[Dataset items]
- - - -
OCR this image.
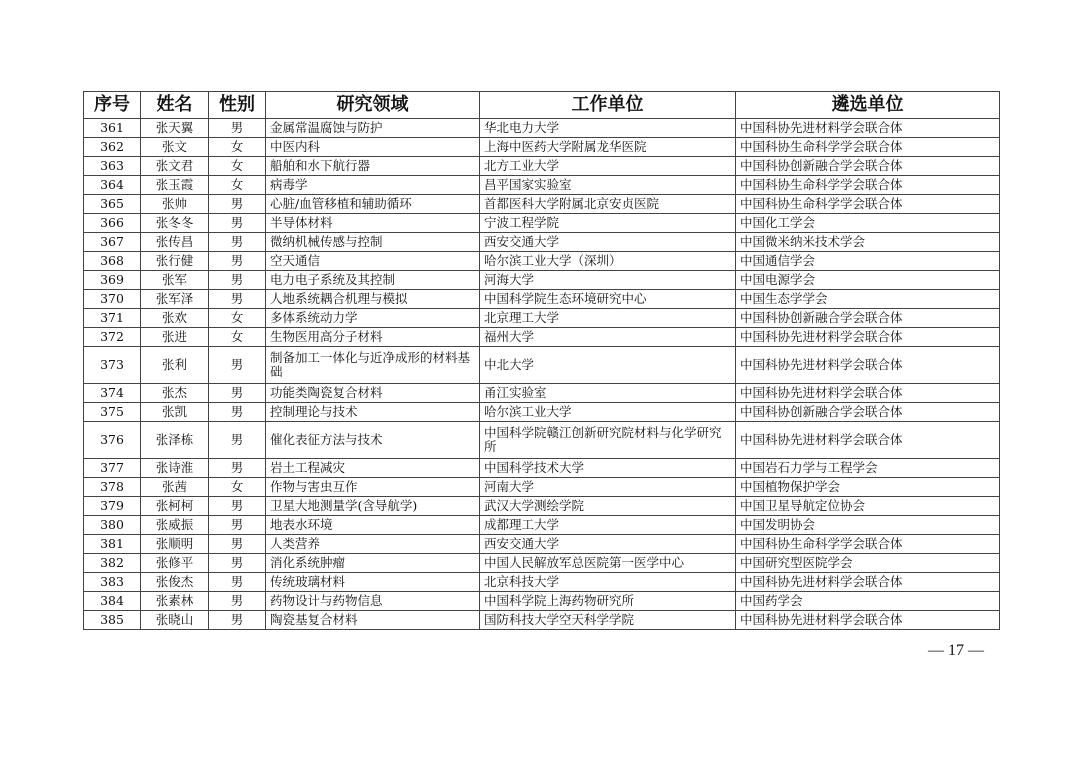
序号	姓名	性别	研究领域	工作单位	遴选单位
361	张天翼	男	金属常温腐蚀与防护	华北电力大学	中国科协先进材料学会联合体
362	张文	女	中医内科	上海中医药大学附属龙华医院	中国科协生命科学学会联合体
363	张文君	女	船舶和水下航行器	北方工业大学	中国科协创新融合学会联合体
364	张玉霞	女	病毒学	昌平国家实验室	中国科协生命科学学会联合体
365	张帅	男	心脏/血管移植和辅助循环	首都医科大学附属北京安贞医院	中国科协生命科学学会联合体
366	张冬冬	男	半导体材料	宁波工程学院	中国化工学会
367	张传昌	男	微纳机械传感与控制	西安交通大学	中国微米纳米技术学会
368	张行健	男	空天通信	哈尔滨工业大学（深圳）	中国通信学会
369	张军	男	电力电子系统及其控制	河海大学	中国电源学会
370	张军泽	男	人地系统耦合机理与模拟	中国科学院生态环境研究中心	中国生态学学会
371	张欢	女	多体系统动力学	北京理工大学	中国科协创新融合学会联合体
372	张进	女	生物医用高分子材料	福州大学	中国科协先进材料学会联合体
373	张利	男	制备加工一体化与近净成形的材料基础	中北大学	中国科协先进材料学会联合体
374	张杰	男	功能类陶瓷复合材料	甬江实验室	中国科协先进材料学会联合体
375	张凯	男	控制理论与技术	哈尔滨工业大学	中国科协创新融合学会联合体
376	张泽栋	男	催化表征方法与技术	中国科学院赣江创新研究院材料与化学研究所	中国科协先进材料学会联合体
377	张诗淮	男	岩土工程减灾	中国科学技术大学	中国岩石力学与工程学会
378	张茜	女	作物与害虫互作	河南大学	中国植物保护学会
379	张柯柯	男	卫星大地测量学(含导航学)	武汉大学测绘学院	中国卫星导航定位协会
380	张威振	男	地表水环境	成都理工大学	中国发明协会
381	张顺明	男	人类营养	西安交通大学	中国科协生命科学学会联合体
382	张修平	男	消化系统肿瘤	中国人民解放军总医院第一医学中心	中国研究型医院学会
383	张俊杰	男	传统玻璃材料	北京科技大学	中国科协先进材料学会联合体
384	张素林	男	药物设计与药物信息	中国科学院上海药物研究所	中国药学会
385	张晓山	男	陶瓷基复合材料	国防科技大学空天科学学院	中国科协先进材料学会联合体
— 17 —
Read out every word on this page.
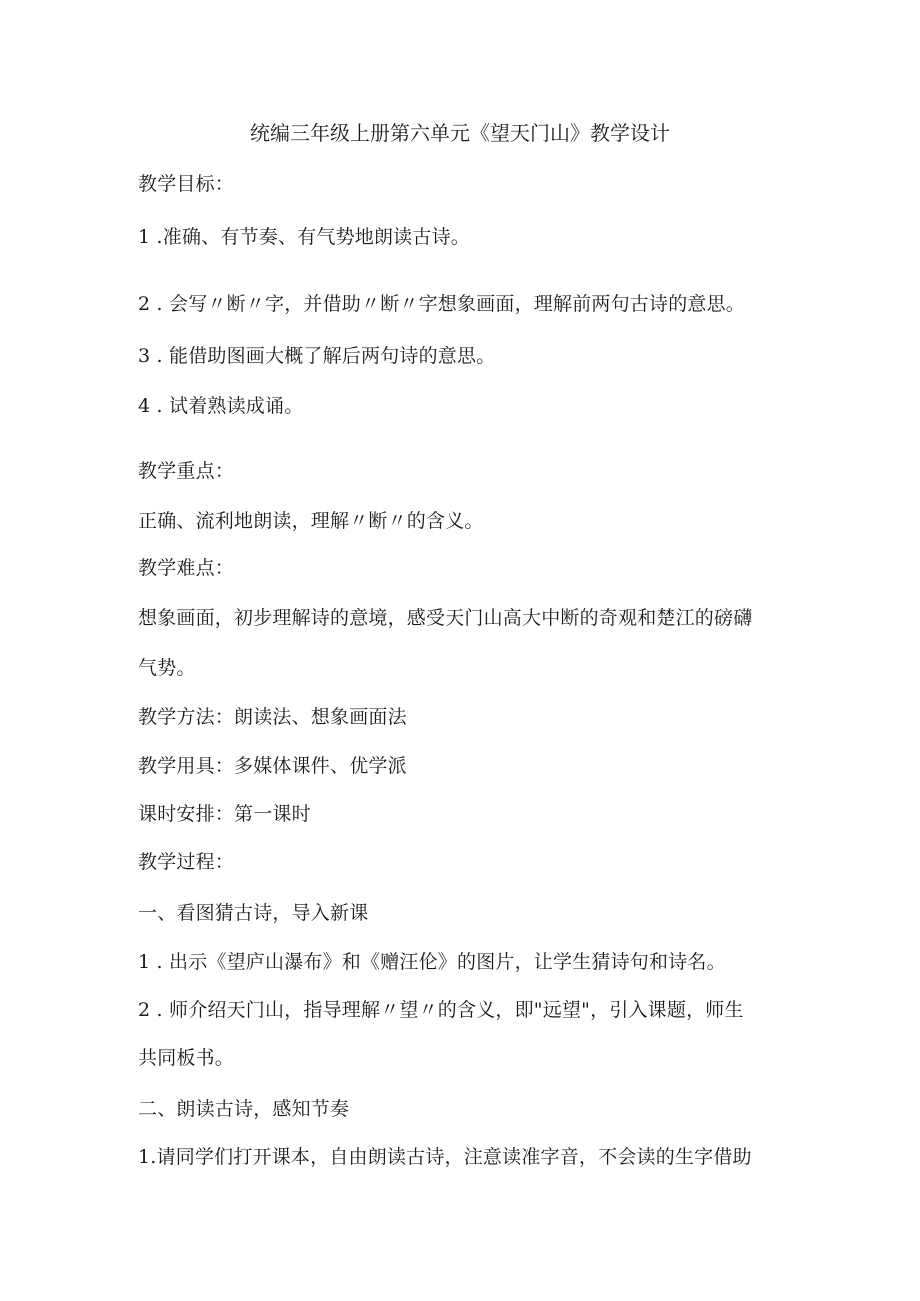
统编三年级上册第六单元《望天门山》教学设计
教学目标：
1 .准确、有节奏、有气势地朗读古诗。
2 . 会写〃断〃字，并借助〃断〃字想象画面，理解前两句古诗的意思。
3 . 能借助图画大概了解后两句诗的意思。
4 . 试着熟读成诵。
教学重点：
正确、流利地朗读，理解〃断〃的含义。
教学难点：
想象画面，初步理解诗的意境，感受天门山高大中断的奇观和楚江的磅礴
气势。
教学方法：朗读法、想象画面法
教学用具：多媒体课件、优学派
课时安排：第一课时
教学过程：
一、看图猜古诗，导入新课
1 . 出示《望庐山瀑布》和《赠汪伦》的图片，让学生猜诗句和诗名。
2 . 师介绍天门山，指导理解〃望〃的含义，即"远望"，引入课题，师生
共同板书。
二、朗读古诗，感知节奏
1.请同学们打开课本，自由朗读古诗，注意读准字音，不会读的生字借助
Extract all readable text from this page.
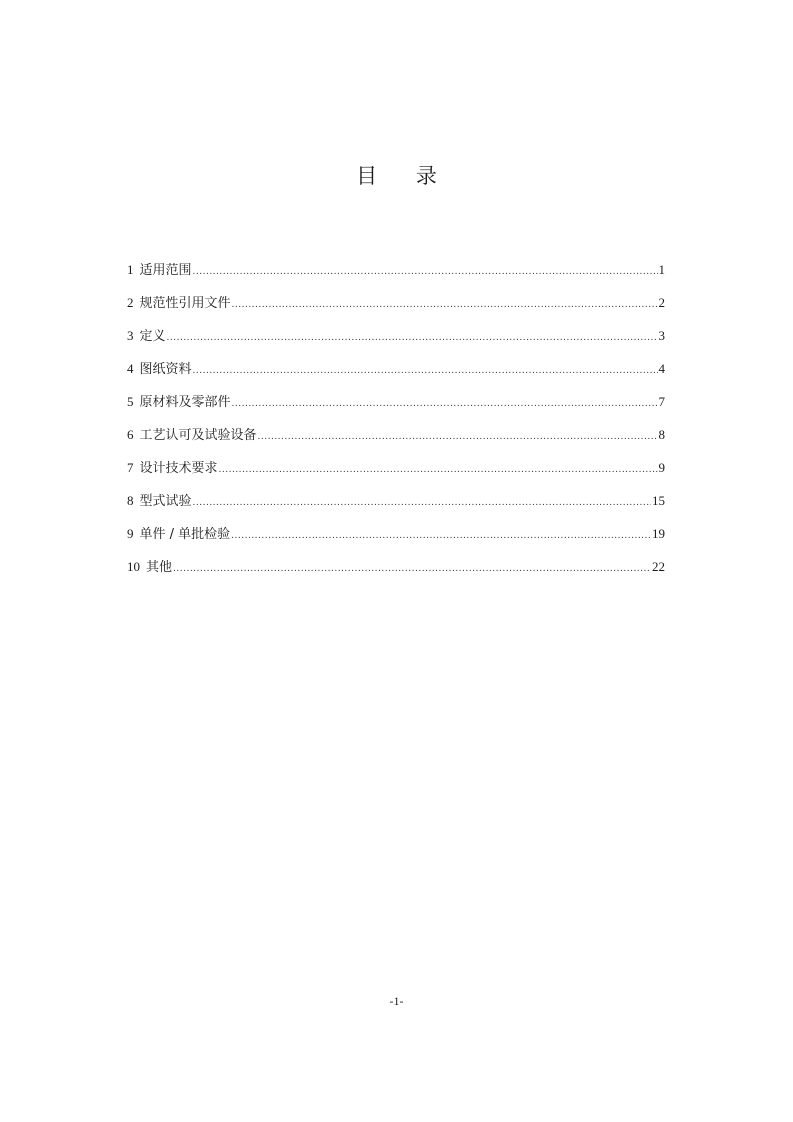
目 录
1 适用范围 .....	1
2 规范性引用文件 .....	2
3 定义 .....	3
4 图纸资料 .....	4
5 原材料及零部件 .....	7
6 工艺认可及试验设备 .....	8
7 设计技术要求 .....	9
8 型式试验 .....	15
9 单件 / 单批检验 .....	19
10 其他 .....	22
-1-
- - - -
→ TASK BRIEF
Which lines hold the word "哈尔滨工业大学"? Return all of them from the records above.

→ FINISHED EXERCISE
368	张行健	男	空天通信	哈尔滨工业大学（深圳）	中国通信学会
375	张凯	男	控制理论与技术	哈尔滨工业大学	中国科协创新融合学会联合体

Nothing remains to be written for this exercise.